## [EXERCISE INSTRUCTIONS]
Work out how many lines of the listing hold the string "until", then answer with that number and nothing else.

## [GIVEN DATA]
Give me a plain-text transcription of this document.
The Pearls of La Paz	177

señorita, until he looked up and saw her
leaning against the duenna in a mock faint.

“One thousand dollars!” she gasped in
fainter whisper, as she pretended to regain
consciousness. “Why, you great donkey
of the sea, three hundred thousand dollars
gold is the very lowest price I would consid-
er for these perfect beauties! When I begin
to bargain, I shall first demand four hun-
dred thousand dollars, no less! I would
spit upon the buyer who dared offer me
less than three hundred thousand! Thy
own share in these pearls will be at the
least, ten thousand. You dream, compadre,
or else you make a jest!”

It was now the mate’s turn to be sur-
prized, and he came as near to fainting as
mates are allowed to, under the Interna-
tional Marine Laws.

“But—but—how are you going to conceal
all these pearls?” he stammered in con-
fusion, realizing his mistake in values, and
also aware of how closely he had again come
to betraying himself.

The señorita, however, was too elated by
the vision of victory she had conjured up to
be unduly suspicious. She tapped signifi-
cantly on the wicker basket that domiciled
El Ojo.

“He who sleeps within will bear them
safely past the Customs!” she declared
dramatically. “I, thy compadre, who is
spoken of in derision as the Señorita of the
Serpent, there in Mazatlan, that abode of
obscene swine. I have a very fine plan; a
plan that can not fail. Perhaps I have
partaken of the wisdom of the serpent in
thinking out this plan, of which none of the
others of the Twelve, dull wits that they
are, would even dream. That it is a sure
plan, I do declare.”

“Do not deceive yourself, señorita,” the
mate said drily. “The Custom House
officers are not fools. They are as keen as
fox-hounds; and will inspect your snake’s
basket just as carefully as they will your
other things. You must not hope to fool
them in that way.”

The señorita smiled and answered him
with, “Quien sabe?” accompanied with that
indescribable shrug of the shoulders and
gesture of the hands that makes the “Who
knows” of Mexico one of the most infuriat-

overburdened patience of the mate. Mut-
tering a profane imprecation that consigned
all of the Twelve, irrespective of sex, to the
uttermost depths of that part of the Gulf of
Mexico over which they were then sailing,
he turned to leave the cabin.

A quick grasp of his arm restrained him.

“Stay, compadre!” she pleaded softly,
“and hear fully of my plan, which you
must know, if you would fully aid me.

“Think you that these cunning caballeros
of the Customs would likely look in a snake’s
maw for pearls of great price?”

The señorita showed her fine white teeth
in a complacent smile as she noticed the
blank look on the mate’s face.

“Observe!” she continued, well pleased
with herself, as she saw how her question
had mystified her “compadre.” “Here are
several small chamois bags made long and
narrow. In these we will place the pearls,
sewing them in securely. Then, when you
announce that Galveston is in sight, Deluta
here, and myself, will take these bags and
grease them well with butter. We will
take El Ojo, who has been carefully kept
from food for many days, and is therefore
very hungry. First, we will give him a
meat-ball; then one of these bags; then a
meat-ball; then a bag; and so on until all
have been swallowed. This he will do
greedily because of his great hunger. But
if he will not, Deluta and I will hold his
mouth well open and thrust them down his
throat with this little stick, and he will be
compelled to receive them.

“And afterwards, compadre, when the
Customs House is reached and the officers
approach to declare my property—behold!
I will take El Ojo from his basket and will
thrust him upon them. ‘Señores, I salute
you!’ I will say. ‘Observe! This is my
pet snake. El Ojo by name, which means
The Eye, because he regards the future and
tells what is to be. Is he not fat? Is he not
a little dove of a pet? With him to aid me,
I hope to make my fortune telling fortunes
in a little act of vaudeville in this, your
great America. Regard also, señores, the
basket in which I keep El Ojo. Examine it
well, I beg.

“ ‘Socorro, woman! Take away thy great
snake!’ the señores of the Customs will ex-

## [CORRECT RESULT]
2